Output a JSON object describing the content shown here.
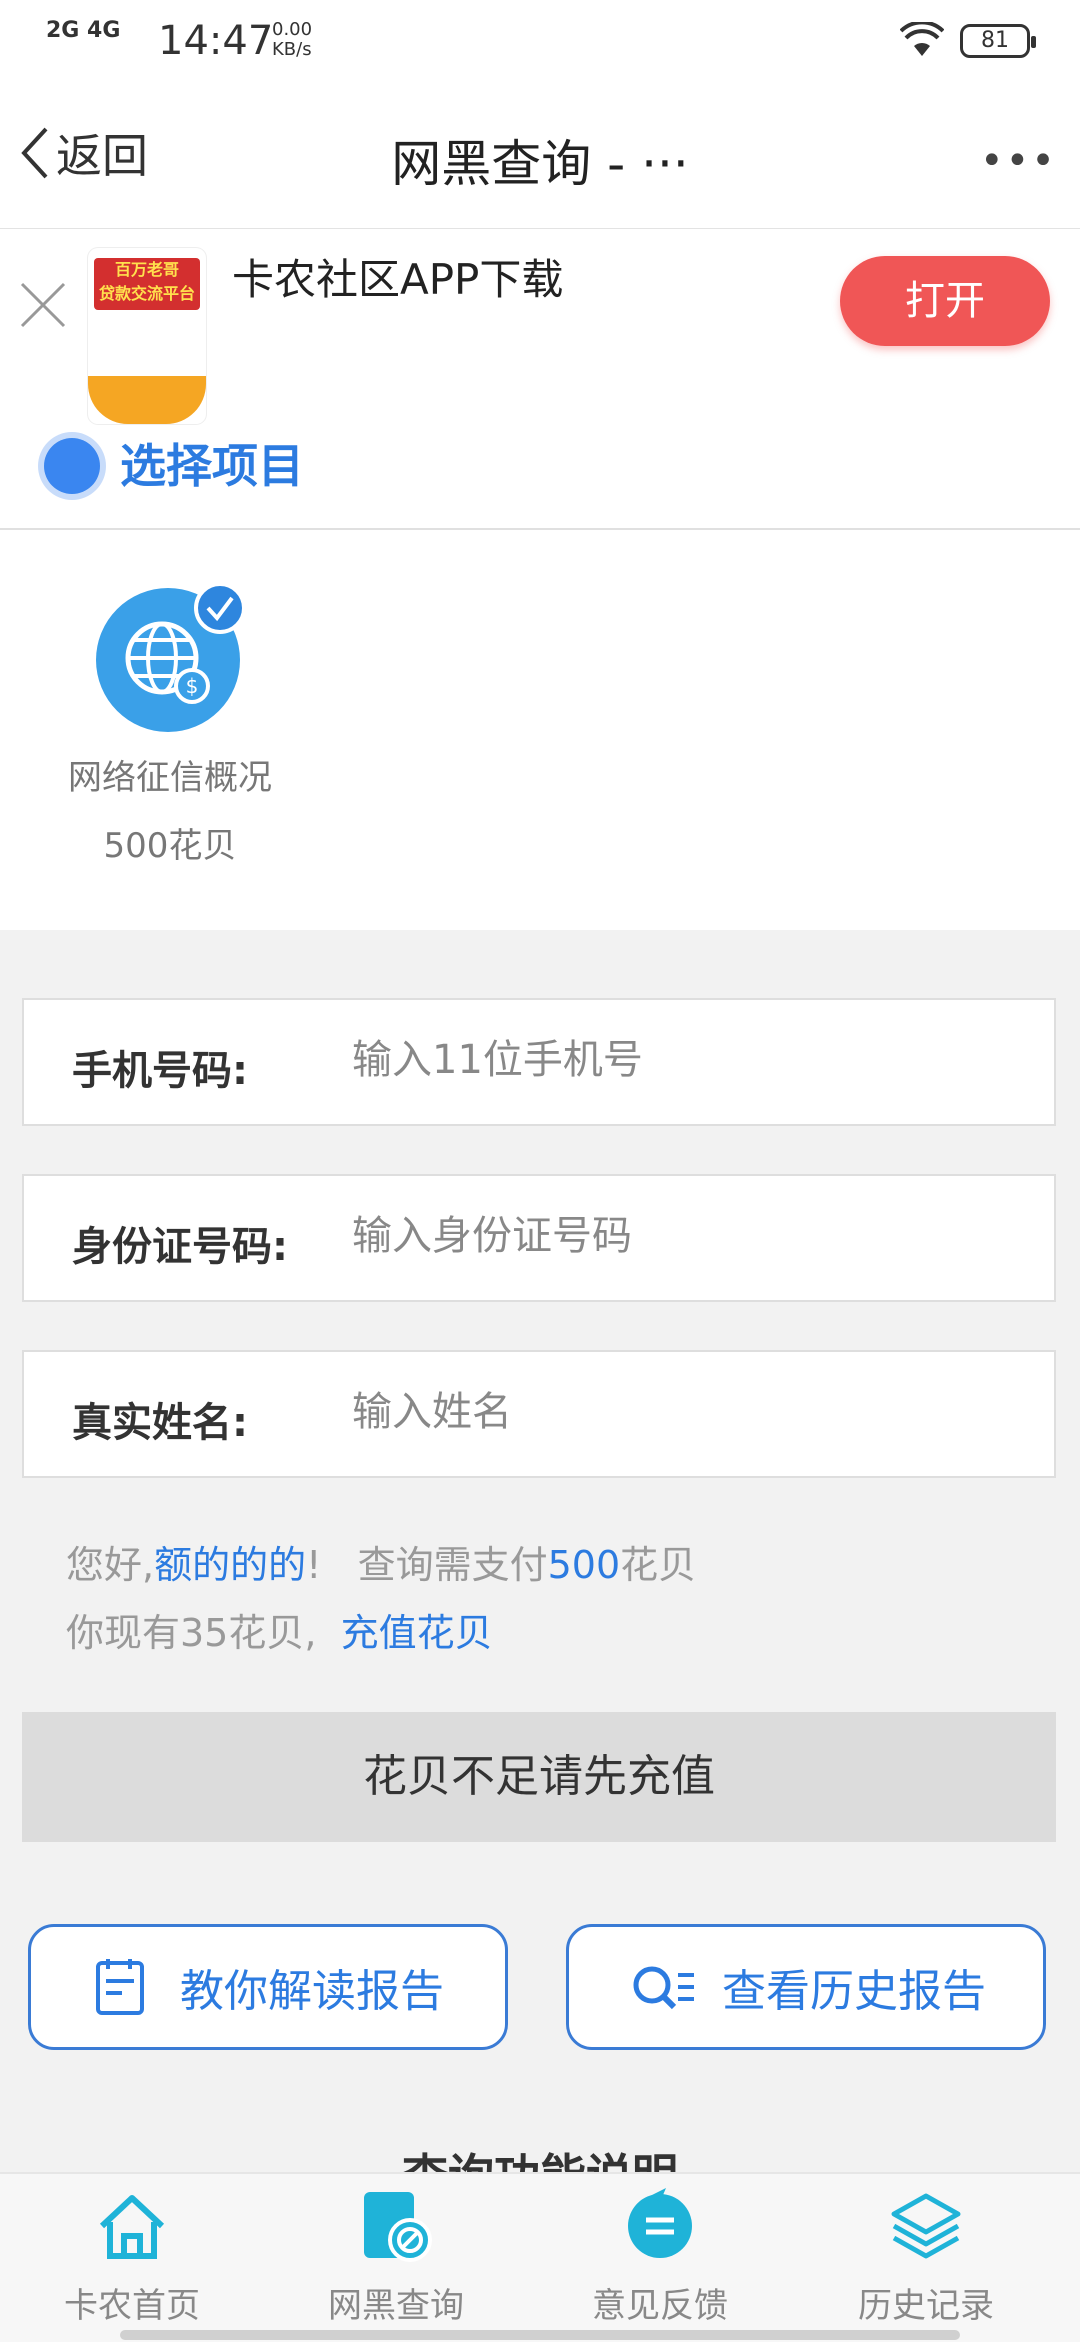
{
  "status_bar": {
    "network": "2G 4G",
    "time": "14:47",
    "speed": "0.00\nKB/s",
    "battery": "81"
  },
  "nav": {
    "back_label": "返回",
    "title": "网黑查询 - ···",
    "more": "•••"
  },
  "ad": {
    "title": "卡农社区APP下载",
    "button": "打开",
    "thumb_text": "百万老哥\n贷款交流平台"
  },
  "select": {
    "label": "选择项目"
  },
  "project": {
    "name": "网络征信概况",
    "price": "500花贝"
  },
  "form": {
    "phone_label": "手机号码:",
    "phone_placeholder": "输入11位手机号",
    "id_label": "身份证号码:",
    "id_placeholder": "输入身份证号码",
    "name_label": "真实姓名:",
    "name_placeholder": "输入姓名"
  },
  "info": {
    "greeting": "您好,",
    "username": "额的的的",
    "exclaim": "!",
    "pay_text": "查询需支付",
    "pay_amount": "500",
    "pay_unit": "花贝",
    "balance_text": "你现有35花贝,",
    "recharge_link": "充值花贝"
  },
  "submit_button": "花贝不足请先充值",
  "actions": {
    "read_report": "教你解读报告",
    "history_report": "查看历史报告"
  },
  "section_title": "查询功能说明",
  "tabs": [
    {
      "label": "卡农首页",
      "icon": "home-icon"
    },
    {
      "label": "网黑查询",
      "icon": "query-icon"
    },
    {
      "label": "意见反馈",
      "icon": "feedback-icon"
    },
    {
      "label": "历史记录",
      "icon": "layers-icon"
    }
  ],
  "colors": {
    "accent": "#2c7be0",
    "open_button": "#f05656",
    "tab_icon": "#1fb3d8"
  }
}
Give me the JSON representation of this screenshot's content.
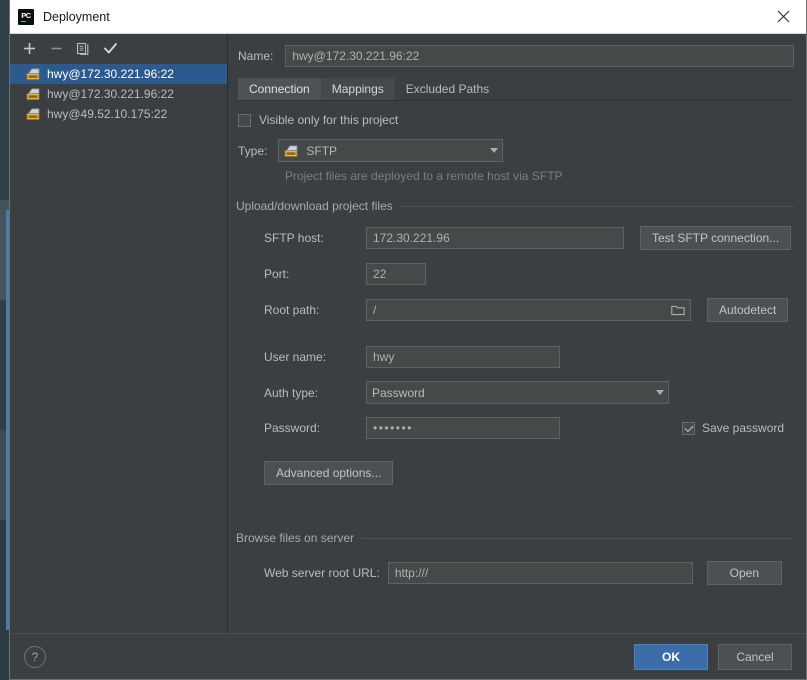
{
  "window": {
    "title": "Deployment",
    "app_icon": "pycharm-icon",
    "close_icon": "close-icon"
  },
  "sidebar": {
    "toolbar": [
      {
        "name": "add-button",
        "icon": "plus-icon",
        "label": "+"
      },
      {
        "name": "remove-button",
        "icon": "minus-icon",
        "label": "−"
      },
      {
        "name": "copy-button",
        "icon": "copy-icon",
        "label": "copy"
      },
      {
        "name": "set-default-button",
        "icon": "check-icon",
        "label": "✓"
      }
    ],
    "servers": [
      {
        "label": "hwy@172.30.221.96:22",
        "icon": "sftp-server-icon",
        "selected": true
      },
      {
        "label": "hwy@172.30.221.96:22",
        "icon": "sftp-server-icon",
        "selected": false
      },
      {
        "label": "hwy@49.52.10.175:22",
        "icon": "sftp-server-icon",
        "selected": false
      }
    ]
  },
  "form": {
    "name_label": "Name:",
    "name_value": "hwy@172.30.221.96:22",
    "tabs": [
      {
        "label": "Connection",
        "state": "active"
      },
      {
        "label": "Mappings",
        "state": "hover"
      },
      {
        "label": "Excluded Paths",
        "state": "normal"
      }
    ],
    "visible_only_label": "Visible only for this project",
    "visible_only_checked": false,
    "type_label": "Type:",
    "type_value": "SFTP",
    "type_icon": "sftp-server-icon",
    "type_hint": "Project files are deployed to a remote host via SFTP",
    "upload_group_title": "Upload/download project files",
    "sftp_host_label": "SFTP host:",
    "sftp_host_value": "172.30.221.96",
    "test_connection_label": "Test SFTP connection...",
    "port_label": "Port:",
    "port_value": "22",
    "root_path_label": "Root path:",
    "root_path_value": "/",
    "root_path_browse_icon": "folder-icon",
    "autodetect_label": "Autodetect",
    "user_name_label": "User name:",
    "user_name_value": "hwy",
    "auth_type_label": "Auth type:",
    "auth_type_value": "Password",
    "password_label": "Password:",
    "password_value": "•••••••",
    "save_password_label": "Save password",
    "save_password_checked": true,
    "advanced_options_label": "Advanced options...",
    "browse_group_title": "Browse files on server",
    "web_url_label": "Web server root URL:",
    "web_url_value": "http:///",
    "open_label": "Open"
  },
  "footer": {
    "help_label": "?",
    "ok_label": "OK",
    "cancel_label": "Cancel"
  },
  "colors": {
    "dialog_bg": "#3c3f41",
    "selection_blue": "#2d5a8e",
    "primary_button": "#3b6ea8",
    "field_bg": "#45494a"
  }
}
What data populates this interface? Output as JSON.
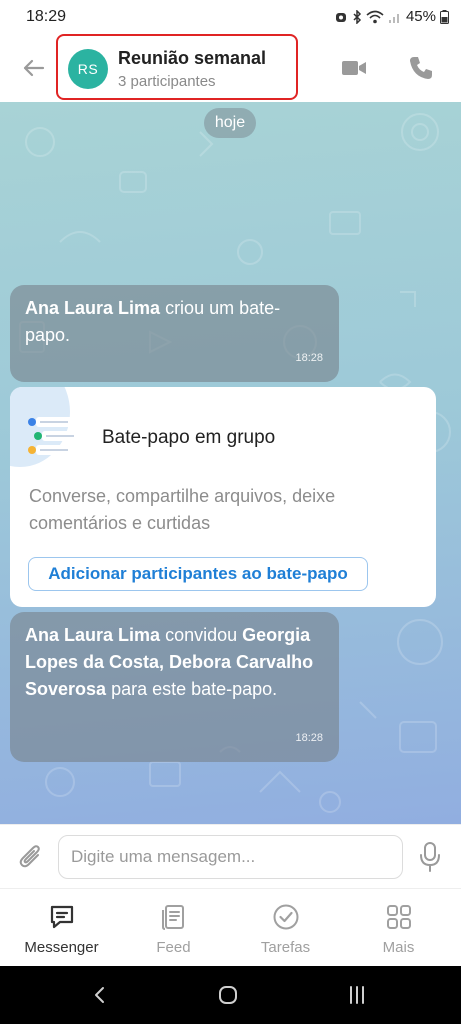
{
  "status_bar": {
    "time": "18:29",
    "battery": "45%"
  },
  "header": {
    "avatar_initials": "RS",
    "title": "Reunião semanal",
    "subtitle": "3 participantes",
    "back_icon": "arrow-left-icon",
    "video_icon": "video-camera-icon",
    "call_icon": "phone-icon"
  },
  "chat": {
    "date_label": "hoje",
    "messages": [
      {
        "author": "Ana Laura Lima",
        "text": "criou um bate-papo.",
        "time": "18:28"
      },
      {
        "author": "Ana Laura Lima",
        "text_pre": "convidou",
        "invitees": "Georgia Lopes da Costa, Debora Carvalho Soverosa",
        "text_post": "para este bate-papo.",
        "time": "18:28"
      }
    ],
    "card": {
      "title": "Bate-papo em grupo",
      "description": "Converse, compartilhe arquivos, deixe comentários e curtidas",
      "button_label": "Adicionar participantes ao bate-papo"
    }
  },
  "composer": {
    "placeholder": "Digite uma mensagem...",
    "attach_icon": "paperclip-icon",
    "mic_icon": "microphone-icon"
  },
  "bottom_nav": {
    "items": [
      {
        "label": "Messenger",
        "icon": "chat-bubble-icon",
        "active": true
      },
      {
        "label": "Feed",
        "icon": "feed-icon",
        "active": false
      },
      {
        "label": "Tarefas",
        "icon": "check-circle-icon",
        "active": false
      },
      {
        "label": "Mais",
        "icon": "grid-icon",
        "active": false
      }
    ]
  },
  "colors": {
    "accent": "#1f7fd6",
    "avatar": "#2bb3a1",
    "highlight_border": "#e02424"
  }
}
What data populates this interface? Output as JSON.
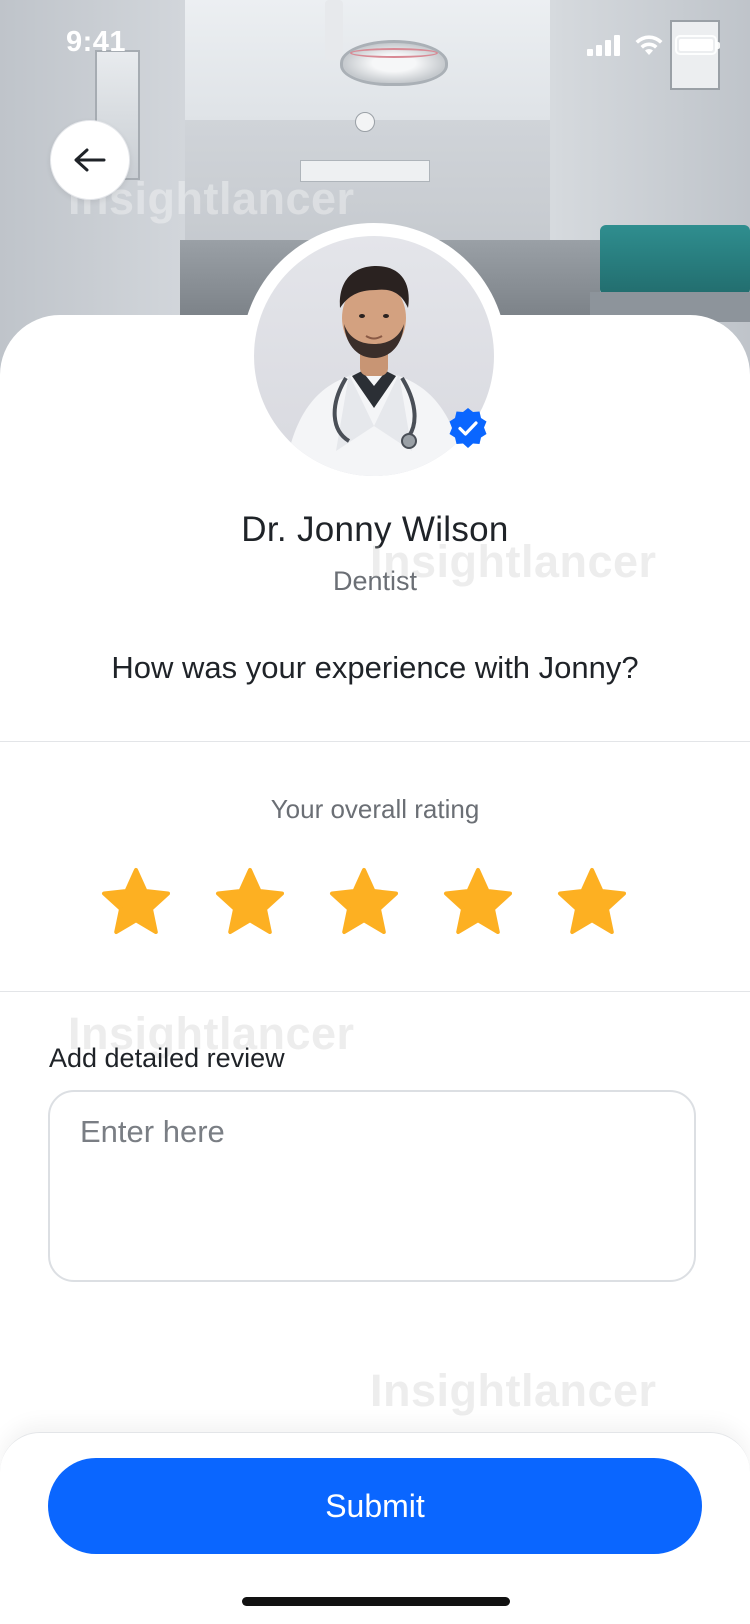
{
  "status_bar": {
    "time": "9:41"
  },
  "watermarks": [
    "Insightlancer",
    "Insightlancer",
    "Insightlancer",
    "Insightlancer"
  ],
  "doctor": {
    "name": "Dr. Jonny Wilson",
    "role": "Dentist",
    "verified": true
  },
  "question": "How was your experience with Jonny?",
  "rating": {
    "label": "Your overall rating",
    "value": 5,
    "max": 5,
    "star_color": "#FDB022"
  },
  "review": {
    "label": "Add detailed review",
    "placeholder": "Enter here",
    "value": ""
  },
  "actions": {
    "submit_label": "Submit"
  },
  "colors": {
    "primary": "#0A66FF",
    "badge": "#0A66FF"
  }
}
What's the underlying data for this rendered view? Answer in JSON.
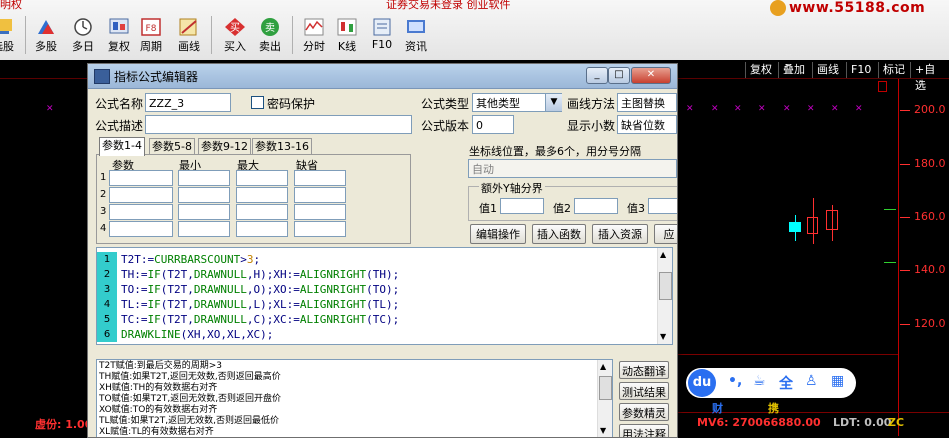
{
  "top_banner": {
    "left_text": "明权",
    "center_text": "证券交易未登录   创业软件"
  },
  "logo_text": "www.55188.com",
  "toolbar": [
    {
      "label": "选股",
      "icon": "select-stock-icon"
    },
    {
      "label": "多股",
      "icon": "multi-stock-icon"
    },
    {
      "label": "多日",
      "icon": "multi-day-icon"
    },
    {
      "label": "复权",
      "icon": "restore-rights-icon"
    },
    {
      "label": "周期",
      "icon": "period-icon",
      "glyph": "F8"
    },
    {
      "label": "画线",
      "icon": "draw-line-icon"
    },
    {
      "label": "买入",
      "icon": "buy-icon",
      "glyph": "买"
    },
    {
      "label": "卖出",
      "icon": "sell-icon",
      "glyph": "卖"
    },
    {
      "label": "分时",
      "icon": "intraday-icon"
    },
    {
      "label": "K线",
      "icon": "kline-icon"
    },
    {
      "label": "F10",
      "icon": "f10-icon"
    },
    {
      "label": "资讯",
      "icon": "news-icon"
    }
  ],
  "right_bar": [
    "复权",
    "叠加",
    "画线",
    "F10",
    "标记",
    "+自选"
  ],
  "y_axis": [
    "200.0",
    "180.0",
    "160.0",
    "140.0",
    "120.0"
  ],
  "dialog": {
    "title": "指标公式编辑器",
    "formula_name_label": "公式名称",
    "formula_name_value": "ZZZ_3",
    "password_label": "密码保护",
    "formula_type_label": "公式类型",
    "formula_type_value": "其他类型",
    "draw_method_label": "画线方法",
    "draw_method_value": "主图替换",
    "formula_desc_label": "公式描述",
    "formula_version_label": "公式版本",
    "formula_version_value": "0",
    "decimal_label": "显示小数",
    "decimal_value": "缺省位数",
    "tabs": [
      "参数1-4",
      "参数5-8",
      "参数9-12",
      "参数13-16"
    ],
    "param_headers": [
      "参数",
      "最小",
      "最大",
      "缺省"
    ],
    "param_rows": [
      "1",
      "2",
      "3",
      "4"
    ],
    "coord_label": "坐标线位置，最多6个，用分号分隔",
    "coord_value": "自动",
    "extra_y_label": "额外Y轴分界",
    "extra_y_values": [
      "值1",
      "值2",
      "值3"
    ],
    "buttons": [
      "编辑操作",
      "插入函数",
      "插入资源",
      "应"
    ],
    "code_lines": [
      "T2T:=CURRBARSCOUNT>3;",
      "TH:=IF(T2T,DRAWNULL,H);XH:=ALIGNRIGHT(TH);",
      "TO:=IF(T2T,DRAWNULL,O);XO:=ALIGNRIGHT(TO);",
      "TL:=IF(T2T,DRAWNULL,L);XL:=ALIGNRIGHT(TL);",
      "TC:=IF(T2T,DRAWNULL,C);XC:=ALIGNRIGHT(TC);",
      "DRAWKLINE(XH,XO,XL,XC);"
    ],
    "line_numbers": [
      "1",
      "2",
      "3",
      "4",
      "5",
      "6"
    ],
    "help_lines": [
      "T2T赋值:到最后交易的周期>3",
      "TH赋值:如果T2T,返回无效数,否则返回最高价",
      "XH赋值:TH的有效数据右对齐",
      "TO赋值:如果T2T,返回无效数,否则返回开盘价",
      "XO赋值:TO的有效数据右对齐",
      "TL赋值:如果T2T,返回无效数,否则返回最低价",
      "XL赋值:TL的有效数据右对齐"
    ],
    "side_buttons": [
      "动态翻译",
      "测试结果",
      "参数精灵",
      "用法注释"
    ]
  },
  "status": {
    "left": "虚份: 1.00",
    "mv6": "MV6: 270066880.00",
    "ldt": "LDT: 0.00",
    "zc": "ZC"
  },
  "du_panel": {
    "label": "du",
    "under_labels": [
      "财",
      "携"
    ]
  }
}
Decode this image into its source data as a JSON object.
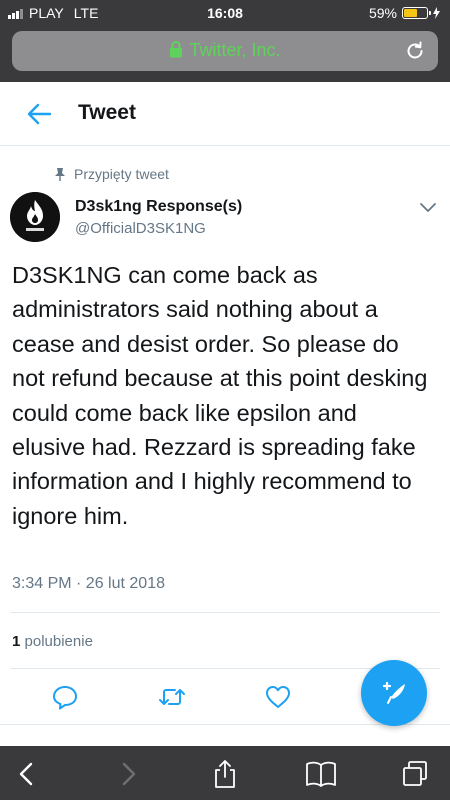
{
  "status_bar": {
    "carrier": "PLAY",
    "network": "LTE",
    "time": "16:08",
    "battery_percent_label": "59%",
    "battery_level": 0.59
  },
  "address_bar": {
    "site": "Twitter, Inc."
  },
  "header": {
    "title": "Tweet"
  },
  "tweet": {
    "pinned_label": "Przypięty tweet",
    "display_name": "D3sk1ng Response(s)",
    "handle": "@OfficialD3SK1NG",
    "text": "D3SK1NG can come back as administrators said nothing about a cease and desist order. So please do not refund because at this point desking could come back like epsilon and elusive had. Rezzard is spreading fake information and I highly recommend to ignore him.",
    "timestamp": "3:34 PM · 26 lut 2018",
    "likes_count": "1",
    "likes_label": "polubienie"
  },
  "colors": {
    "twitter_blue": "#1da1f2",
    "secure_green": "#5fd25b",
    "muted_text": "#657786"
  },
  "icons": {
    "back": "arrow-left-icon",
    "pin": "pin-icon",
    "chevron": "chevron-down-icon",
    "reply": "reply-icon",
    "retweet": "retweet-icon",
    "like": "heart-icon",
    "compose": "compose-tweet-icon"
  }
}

——————————

- SET PROBLEM -
Scan the material above. Extract every line in which the word "copy" occurs.

- TASK OUTPUT -
        "name": "copy-button",
        "icon": "copy-icon",
        "label": "copy"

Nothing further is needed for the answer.